### SHORT TASK
Copy out, from the entries below, each line holding the string "xlabel".

### DATA FOR THE TASK
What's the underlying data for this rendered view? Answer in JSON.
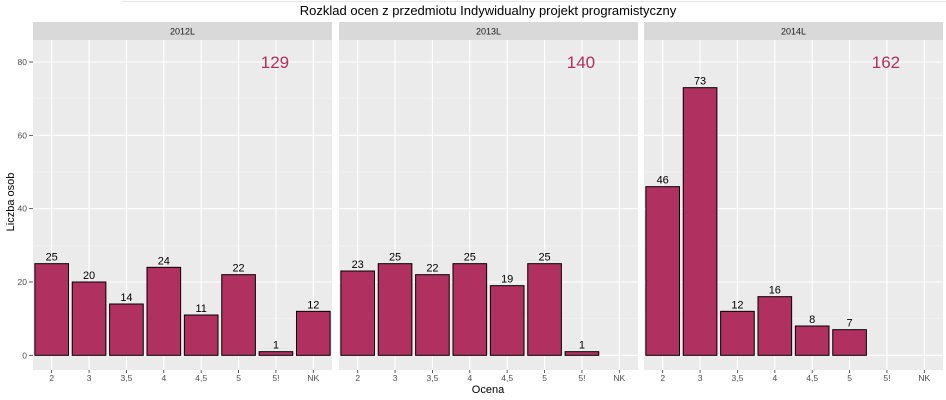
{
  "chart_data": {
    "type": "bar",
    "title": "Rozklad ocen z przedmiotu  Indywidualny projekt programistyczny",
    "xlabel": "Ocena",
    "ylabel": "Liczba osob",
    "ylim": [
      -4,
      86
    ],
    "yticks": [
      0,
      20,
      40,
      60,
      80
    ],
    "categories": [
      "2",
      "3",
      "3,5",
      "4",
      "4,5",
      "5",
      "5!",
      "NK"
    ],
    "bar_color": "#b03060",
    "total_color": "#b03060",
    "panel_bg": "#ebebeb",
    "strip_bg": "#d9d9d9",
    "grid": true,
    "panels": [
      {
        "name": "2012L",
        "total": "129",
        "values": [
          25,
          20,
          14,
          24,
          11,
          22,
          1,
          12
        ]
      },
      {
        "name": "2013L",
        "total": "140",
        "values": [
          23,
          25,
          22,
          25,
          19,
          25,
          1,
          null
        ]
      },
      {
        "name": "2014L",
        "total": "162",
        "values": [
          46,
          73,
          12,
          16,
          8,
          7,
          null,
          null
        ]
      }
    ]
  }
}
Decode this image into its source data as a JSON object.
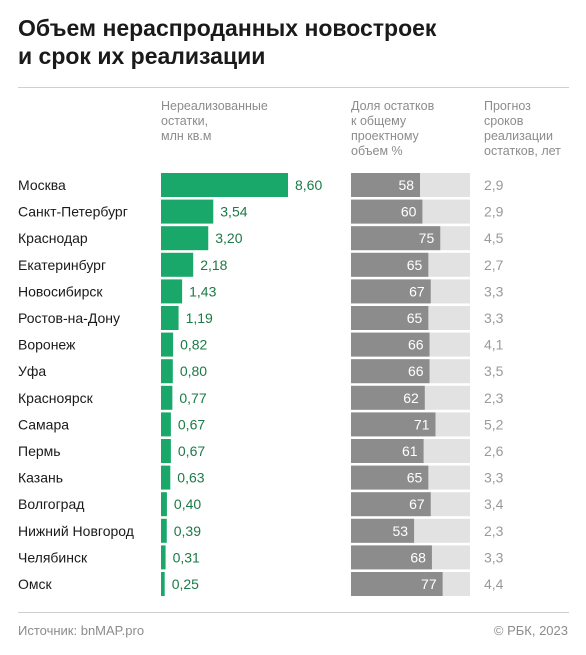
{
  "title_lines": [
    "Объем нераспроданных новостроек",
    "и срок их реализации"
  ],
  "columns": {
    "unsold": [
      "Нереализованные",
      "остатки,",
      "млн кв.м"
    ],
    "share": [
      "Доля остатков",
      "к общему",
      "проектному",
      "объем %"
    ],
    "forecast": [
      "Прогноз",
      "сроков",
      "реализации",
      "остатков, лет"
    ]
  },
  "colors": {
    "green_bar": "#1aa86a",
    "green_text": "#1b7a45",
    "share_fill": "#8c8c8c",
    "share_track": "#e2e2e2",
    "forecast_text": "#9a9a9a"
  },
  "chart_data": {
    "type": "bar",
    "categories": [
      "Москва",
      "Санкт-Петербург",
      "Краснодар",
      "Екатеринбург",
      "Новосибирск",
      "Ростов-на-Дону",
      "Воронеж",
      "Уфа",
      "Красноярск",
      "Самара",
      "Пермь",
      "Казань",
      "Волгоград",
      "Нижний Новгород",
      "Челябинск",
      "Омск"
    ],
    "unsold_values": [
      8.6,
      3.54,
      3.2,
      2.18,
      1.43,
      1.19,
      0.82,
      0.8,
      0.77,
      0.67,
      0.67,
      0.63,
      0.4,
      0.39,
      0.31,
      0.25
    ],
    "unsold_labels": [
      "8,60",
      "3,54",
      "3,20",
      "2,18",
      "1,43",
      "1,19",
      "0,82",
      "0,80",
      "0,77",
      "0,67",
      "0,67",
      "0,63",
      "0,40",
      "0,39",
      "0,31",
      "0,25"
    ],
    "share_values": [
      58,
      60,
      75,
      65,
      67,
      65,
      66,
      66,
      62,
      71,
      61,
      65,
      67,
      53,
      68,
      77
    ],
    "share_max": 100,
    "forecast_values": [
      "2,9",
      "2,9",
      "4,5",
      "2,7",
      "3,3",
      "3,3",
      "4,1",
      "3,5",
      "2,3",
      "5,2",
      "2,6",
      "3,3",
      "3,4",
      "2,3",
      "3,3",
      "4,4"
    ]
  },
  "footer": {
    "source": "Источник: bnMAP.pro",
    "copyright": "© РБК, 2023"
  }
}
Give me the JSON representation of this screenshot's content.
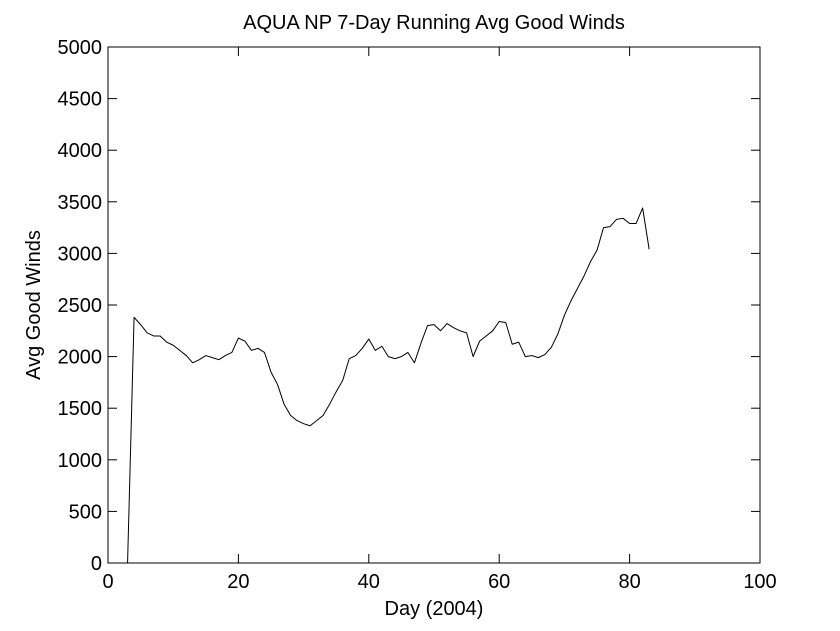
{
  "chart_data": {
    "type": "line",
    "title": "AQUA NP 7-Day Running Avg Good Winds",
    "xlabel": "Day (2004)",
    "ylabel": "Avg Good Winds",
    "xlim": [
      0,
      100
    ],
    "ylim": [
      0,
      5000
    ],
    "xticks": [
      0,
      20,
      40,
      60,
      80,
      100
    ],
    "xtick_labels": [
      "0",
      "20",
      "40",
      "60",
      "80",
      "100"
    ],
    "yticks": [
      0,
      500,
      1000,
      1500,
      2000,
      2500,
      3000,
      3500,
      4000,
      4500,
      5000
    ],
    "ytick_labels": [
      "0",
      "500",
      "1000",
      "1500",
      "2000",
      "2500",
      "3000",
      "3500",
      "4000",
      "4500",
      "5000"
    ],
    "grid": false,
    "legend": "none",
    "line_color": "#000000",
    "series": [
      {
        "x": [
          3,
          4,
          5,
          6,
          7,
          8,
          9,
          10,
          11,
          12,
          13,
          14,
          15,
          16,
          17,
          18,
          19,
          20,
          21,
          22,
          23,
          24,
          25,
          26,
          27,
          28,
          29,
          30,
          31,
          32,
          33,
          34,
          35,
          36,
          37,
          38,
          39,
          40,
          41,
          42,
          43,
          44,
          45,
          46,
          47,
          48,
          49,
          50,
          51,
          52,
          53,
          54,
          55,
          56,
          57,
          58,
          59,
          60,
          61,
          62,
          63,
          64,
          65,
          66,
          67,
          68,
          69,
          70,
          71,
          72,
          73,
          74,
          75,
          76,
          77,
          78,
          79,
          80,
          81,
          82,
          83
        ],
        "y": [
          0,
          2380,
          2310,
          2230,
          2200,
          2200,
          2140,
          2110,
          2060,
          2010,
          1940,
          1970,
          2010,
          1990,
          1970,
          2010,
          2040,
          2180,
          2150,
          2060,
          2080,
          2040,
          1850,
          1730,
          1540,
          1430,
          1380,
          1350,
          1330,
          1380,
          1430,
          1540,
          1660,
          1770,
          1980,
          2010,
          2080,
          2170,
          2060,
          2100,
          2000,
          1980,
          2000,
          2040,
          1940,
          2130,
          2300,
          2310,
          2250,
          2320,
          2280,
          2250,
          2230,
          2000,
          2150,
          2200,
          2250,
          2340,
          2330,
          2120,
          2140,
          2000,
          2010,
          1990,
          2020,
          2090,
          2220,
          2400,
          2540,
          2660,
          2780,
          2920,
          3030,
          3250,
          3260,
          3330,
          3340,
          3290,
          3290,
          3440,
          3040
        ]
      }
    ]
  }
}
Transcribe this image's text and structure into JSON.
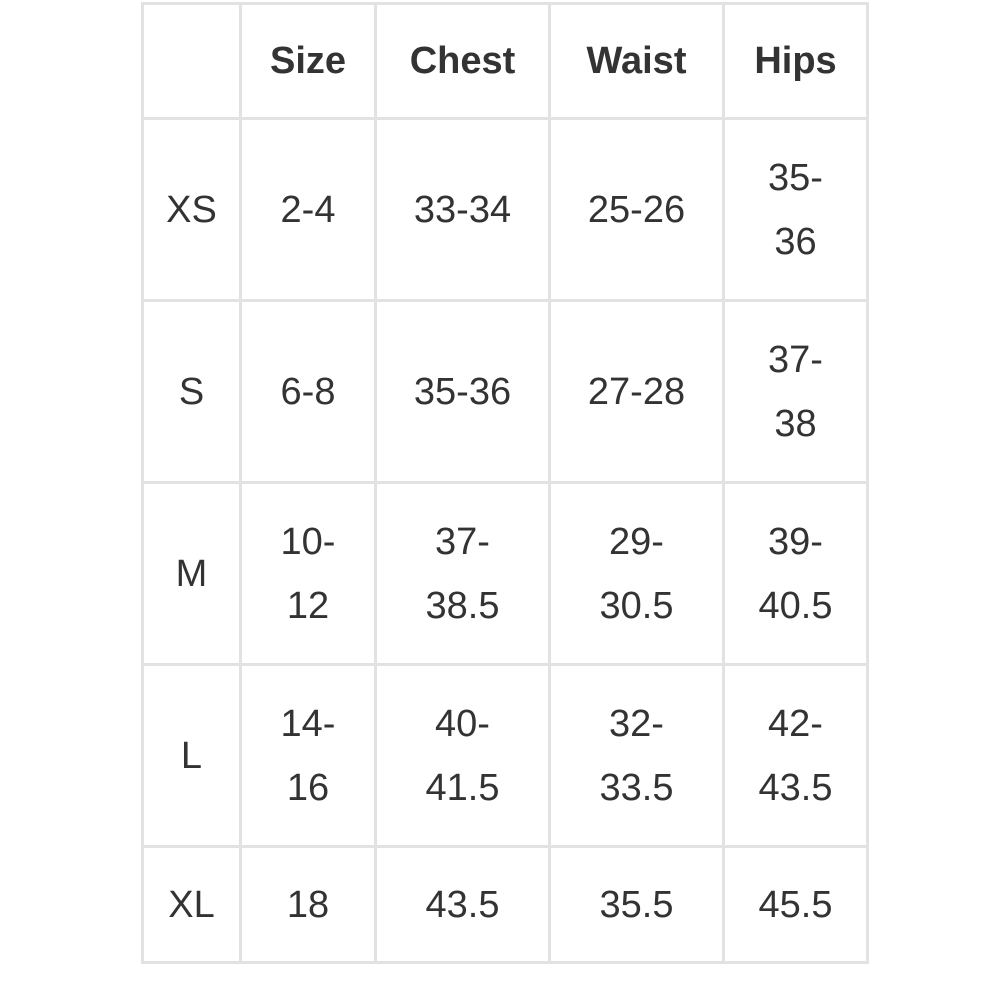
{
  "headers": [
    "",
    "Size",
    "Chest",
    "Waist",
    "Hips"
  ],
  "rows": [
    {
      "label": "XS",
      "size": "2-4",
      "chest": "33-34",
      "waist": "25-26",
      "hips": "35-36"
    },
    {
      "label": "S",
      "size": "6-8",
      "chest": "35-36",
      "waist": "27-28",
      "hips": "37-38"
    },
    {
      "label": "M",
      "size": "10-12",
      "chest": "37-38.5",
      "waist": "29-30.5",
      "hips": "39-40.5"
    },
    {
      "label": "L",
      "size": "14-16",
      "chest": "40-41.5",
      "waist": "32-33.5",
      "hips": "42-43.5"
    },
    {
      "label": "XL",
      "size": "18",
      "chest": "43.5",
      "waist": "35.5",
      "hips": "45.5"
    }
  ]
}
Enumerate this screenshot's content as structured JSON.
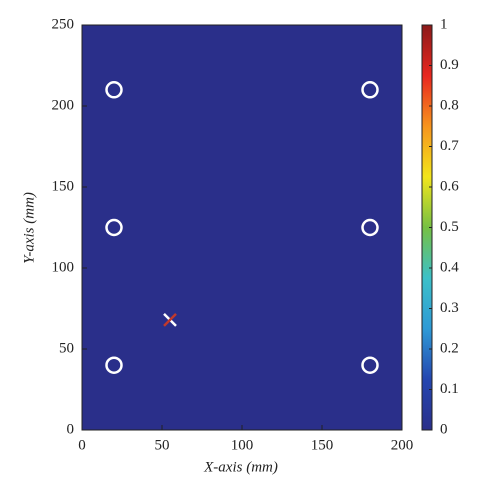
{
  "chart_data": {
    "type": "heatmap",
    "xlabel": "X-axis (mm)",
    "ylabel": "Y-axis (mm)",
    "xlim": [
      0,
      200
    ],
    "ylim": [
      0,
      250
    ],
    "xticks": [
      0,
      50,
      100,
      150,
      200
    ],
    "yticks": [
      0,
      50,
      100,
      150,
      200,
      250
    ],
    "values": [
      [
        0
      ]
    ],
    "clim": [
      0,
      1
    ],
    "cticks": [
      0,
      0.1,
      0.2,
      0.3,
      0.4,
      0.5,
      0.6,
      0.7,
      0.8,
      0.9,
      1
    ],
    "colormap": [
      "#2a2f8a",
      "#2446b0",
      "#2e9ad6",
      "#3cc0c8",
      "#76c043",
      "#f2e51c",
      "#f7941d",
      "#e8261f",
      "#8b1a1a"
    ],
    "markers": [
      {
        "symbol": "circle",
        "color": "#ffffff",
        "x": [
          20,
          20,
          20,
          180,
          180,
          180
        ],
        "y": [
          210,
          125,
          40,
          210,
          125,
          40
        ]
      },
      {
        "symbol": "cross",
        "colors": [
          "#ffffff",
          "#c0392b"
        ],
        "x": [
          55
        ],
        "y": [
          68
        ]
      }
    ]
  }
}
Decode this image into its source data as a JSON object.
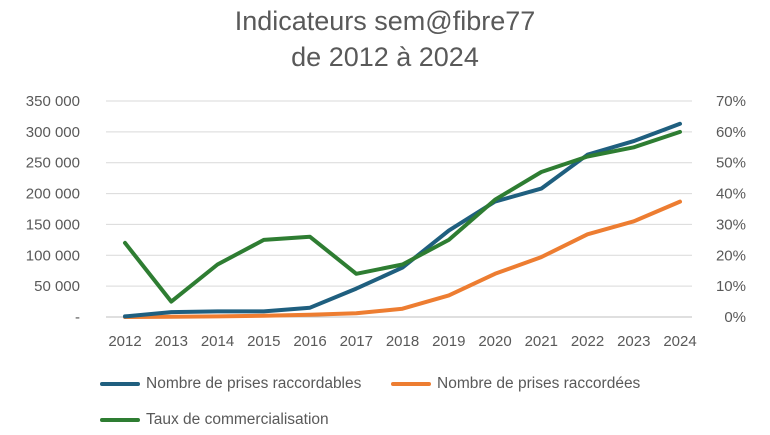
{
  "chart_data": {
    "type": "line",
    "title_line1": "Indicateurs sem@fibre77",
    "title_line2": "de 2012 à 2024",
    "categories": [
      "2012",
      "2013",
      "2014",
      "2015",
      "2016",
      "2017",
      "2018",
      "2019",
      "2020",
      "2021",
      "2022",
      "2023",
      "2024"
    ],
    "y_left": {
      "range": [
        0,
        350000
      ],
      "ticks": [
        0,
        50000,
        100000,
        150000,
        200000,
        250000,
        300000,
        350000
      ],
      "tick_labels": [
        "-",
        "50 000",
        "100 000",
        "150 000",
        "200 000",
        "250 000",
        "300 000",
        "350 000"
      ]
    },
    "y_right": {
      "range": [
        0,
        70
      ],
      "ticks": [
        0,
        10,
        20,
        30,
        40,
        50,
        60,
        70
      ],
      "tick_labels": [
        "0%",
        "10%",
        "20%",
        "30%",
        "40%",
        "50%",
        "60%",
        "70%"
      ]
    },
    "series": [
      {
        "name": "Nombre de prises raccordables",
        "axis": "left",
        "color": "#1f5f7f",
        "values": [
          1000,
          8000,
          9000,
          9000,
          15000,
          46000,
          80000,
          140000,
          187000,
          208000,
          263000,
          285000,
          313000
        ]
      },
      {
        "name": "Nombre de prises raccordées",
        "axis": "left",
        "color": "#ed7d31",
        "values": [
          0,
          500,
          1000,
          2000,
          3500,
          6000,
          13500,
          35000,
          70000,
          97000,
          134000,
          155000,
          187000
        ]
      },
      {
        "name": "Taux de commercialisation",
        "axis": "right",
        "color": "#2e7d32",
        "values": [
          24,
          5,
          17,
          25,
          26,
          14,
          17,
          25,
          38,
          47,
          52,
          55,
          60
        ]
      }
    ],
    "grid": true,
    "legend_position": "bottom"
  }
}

### FINISHED ANSWER
    "xlabel": "Ocena",
    "xlabel": "Day (2004)",
    "xlabel": "X-axis (mm)",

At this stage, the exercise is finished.